Task instructions ->
Each record is to be transcribed exactly.

Provided records ->
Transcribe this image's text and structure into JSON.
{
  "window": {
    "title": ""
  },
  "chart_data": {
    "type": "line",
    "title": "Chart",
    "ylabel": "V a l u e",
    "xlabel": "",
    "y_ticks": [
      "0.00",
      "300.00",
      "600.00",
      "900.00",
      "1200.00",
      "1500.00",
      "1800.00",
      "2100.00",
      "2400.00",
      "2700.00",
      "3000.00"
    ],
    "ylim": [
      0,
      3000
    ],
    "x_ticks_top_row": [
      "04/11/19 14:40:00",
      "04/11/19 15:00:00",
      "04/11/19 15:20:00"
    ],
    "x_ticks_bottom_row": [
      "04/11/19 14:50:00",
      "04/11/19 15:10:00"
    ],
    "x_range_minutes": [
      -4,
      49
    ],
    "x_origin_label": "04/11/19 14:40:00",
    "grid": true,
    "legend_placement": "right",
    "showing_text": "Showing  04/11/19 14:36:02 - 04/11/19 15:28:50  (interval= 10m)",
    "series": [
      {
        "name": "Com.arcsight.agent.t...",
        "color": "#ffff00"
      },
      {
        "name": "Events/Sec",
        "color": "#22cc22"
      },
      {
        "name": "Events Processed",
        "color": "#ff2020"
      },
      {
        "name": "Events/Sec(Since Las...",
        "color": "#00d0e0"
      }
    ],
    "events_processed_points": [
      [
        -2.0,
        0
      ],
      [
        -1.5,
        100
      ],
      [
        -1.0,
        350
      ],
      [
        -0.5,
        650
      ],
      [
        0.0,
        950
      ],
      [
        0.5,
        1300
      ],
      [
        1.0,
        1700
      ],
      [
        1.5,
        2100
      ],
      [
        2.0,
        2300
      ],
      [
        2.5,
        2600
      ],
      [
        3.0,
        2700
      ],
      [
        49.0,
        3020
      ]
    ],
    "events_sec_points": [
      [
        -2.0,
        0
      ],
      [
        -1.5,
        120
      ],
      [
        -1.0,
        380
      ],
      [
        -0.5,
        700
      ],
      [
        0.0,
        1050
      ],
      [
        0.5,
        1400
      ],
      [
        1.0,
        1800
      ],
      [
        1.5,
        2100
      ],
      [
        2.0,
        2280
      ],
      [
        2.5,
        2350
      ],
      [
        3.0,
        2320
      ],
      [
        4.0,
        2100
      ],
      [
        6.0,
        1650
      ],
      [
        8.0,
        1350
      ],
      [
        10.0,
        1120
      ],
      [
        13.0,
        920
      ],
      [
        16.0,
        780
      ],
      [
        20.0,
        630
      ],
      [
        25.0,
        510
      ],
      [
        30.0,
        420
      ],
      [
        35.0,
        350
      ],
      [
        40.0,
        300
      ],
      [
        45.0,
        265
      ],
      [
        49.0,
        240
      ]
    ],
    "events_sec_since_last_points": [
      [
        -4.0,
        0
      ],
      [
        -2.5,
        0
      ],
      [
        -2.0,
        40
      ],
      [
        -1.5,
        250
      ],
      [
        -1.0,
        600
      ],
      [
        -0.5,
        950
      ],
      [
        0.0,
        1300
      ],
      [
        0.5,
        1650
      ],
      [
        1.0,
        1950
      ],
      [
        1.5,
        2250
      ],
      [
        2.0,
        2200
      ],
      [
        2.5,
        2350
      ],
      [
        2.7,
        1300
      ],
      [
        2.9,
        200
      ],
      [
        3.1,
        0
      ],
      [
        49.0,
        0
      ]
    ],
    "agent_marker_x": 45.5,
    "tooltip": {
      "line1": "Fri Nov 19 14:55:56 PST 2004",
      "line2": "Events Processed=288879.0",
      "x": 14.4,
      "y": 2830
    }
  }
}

Expected answer ->
Transcribe this image's text and structure into JSON.
{
  "window": {
    "title": ""
  },
  "chart_data": {
    "type": "line",
    "title": "Chart",
    "ylabel": "V a l u e",
    "xlabel": "",
    "y_ticks": [
      "0.00",
      "300.00",
      "600.00",
      "900.00",
      "1200.00",
      "1500.00",
      "1800.00",
      "2100.00",
      "2400.00",
      "2700.00",
      "3000.00"
    ],
    "ylim": [
      0,
      3000
    ],
    "x_ticks_top_row": [
      "04/11/19 14:40:00",
      "04/11/19 15:00:00",
      "04/11/19 15:20:00"
    ],
    "x_ticks_bottom_row": [
      "04/11/19 14:50:00",
      "04/11/19 15:10:00"
    ],
    "x_range_minutes": [
      -4,
      49
    ],
    "x_origin_label": "04/11/19 14:40:00",
    "grid": true,
    "legend_placement": "right",
    "showing_text": "Showing  04/11/19 14:36:02 - 04/11/19 15:28:50  (interval= 10m)",
    "series": [
      {
        "name": "Com.arcsight.agent.t...",
        "color": "#ffff00"
      },
      {
        "name": "Events/Sec",
        "color": "#22cc22"
      },
      {
        "name": "Events Processed",
        "color": "#ff2020"
      },
      {
        "name": "Events/Sec(Since Las...",
        "color": "#00d0e0"
      }
    ],
    "events_processed_points": [
      [
        -2.0,
        0
      ],
      [
        -1.5,
        100
      ],
      [
        -1.0,
        350
      ],
      [
        -0.5,
        650
      ],
      [
        0.0,
        950
      ],
      [
        0.5,
        1300
      ],
      [
        1.0,
        1700
      ],
      [
        1.5,
        2100
      ],
      [
        2.0,
        2300
      ],
      [
        2.5,
        2600
      ],
      [
        3.0,
        2700
      ],
      [
        49.0,
        3020
      ]
    ],
    "events_sec_points": [
      [
        -2.0,
        0
      ],
      [
        -1.5,
        120
      ],
      [
        -1.0,
        380
      ],
      [
        -0.5,
        700
      ],
      [
        0.0,
        1050
      ],
      [
        0.5,
        1400
      ],
      [
        1.0,
        1800
      ],
      [
        1.5,
        2100
      ],
      [
        2.0,
        2280
      ],
      [
        2.5,
        2350
      ],
      [
        3.0,
        2320
      ],
      [
        4.0,
        2100
      ],
      [
        6.0,
        1650
      ],
      [
        8.0,
        1350
      ],
      [
        10.0,
        1120
      ],
      [
        13.0,
        920
      ],
      [
        16.0,
        780
      ],
      [
        20.0,
        630
      ],
      [
        25.0,
        510
      ],
      [
        30.0,
        420
      ],
      [
        35.0,
        350
      ],
      [
        40.0,
        300
      ],
      [
        45.0,
        265
      ],
      [
        49.0,
        240
      ]
    ],
    "events_sec_since_last_points": [
      [
        -4.0,
        0
      ],
      [
        -2.5,
        0
      ],
      [
        -2.0,
        40
      ],
      [
        -1.5,
        250
      ],
      [
        -1.0,
        600
      ],
      [
        -0.5,
        950
      ],
      [
        0.0,
        1300
      ],
      [
        0.5,
        1650
      ],
      [
        1.0,
        1950
      ],
      [
        1.5,
        2250
      ],
      [
        2.0,
        2200
      ],
      [
        2.5,
        2350
      ],
      [
        2.7,
        1300
      ],
      [
        2.9,
        200
      ],
      [
        3.1,
        0
      ],
      [
        49.0,
        0
      ]
    ],
    "agent_marker_x": 45.5,
    "tooltip": {
      "line1": "Fri Nov 19 14:55:56 PST 2004",
      "line2": "Events Processed=288879.0",
      "x": 14.4,
      "y": 2830
    }
  }
}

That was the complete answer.